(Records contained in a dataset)
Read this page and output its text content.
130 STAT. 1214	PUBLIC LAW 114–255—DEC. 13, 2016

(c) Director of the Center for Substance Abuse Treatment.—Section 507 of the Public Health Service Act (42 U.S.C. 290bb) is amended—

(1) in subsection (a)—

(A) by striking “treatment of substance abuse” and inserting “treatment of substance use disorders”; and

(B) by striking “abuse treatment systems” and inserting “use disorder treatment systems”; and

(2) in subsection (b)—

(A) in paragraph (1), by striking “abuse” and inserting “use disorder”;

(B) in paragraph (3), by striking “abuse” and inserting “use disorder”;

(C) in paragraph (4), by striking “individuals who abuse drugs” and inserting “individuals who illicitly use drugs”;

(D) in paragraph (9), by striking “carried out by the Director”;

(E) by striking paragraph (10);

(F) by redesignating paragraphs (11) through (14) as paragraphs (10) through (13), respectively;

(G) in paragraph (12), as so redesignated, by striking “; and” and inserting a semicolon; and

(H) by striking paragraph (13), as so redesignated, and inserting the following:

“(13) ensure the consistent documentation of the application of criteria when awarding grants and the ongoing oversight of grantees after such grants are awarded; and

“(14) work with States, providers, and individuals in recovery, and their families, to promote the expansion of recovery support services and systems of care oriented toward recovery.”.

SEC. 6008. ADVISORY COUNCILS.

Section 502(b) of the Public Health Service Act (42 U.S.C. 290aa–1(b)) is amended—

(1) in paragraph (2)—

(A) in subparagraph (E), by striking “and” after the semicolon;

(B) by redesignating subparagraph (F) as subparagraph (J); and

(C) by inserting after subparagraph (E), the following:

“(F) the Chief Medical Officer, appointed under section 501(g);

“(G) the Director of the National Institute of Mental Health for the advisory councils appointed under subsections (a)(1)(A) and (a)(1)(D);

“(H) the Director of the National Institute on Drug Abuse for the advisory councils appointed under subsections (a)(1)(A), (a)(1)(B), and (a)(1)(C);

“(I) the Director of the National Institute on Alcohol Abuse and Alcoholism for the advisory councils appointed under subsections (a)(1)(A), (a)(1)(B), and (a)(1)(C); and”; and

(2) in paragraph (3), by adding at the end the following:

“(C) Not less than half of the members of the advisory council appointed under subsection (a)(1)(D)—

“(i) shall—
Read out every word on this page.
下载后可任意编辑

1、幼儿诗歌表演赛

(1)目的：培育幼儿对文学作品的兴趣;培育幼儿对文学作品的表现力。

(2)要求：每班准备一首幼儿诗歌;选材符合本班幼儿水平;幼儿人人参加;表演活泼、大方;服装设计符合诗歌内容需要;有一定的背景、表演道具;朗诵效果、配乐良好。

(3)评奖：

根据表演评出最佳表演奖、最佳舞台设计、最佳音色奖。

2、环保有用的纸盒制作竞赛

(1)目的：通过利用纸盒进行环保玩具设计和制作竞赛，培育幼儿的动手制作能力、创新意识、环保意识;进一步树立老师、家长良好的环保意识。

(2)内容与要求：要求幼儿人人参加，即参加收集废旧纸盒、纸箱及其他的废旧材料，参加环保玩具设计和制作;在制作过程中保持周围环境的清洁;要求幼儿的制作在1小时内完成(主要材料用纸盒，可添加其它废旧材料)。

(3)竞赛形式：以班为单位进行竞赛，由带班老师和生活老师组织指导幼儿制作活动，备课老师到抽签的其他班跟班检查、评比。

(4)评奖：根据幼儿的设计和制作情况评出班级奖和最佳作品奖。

Instructions to follow :: Determine how many lines of the listing hold the word "Director" and reply with that figure alone.

Response to this task :: 5